Exercise aim:
Keep only the lines that hold the string "北京喜讯到边寨", filtering out the rest of the entries below.

Data listing:
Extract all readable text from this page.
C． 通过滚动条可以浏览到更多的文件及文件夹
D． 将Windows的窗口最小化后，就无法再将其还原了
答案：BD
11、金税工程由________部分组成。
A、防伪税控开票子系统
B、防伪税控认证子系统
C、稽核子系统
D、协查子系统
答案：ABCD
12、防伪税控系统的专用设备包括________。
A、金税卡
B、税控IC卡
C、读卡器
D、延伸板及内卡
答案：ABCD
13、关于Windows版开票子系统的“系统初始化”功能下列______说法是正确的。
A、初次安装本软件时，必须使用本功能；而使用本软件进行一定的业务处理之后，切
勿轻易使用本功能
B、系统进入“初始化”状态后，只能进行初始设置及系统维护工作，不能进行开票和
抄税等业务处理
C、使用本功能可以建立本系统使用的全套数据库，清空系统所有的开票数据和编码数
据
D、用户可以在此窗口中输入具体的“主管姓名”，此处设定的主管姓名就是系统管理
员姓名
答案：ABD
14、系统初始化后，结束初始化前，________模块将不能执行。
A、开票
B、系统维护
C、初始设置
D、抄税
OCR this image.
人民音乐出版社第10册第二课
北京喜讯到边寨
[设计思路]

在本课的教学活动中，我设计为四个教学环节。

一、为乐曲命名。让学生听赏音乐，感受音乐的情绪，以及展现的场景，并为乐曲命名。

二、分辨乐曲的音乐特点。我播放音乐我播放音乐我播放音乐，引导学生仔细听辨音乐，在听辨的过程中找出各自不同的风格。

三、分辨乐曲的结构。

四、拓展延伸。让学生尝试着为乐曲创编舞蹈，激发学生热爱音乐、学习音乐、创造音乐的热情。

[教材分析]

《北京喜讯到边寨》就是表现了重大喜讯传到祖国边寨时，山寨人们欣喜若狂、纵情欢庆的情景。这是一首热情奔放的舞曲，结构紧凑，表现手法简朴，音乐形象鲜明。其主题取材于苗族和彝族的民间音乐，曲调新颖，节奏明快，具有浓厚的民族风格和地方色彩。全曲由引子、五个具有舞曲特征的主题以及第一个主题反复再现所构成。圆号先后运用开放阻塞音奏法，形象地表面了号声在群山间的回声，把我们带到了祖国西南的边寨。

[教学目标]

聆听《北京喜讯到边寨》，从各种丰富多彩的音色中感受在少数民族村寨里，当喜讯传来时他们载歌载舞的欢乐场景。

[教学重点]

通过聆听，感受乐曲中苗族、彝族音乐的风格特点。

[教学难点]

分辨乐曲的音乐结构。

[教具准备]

Response below:
北京喜讯到边寨
《北京喜讯到边寨》就是表现了重大喜讯传到祖国边寨时，山寨人们欣喜若狂、纵情欢庆的情景。这是一首热情奔放的舞曲，结构紧凑，表现手法简朴，音乐形象鲜明。其主题取材于苗族和彝族的民间音乐，曲调新颖，节奏明快，具有浓厚的民族风格和地方色彩。全曲由引子、五个具有舞曲特征的主题以及第一个主题反复再现所构成。圆号先后运用开放阻塞音奏法，形象地表面了号声在群山间的回声，把我们带到了祖国西南的边寨。
聆听《北京喜讯到边寨》，从各种丰富多彩的音色中感受在少数民族村寨里，当喜讯传来时他们载歌载舞的欢乐场景。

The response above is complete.